**EXERCISE:** Review the lines that follow and copy each one that contains the word "this".

[begin EXCERPTED DATA]

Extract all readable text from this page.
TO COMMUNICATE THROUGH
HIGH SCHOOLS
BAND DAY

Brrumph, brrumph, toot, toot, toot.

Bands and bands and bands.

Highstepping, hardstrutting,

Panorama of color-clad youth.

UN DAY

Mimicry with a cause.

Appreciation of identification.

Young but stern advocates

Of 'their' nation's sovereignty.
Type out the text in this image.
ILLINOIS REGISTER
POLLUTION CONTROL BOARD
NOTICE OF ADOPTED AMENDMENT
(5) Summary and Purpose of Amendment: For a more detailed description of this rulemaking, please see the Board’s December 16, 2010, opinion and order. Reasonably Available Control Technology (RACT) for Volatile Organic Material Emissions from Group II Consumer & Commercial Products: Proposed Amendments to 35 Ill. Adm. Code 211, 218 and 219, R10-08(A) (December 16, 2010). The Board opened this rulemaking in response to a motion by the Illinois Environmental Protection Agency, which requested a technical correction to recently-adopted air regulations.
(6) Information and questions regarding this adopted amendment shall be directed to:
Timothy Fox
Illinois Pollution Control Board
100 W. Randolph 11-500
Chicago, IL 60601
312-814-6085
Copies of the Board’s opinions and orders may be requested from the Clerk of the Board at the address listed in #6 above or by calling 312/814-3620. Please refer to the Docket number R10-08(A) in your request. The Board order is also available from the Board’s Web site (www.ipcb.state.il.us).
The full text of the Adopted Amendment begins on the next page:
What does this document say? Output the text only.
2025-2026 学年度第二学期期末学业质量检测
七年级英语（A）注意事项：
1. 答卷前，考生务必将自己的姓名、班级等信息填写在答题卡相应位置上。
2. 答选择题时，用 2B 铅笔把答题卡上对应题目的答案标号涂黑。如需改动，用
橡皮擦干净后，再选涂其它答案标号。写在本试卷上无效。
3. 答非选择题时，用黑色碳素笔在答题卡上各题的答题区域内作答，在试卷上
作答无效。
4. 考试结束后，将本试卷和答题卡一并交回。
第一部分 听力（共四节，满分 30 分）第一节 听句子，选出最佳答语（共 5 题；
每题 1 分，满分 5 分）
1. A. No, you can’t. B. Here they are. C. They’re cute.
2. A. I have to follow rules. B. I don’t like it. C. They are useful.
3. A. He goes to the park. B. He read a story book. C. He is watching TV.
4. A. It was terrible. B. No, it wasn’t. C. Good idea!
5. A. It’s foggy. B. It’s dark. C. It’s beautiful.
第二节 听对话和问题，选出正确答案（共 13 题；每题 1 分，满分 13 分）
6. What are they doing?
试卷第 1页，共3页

[end EXCERPTED DATA]

**RESULT OF THE TASK:**
Extract all readable text from this page.
Type out the text in this image.
(5) Summary and Purpose of Amendment: For a more detailed description of this rulemaking, please see the Board’s December 16, 2010, opinion and order. Reasonably Available Control Technology (RACT) for Volatile Organic Material Emissions from Group II Consumer & Commercial Products: Proposed Amendments to 35 Ill. Adm. Code 211, 218 and 219, R10-08(A) (December 16, 2010). The Board opened this rulemaking in response to a motion by the Illinois Environmental Protection Agency, which requested a technical correction to recently-adopted air regulations.
(6) Information and questions regarding this adopted amendment shall be directed to:
What does this document say? Output the text only.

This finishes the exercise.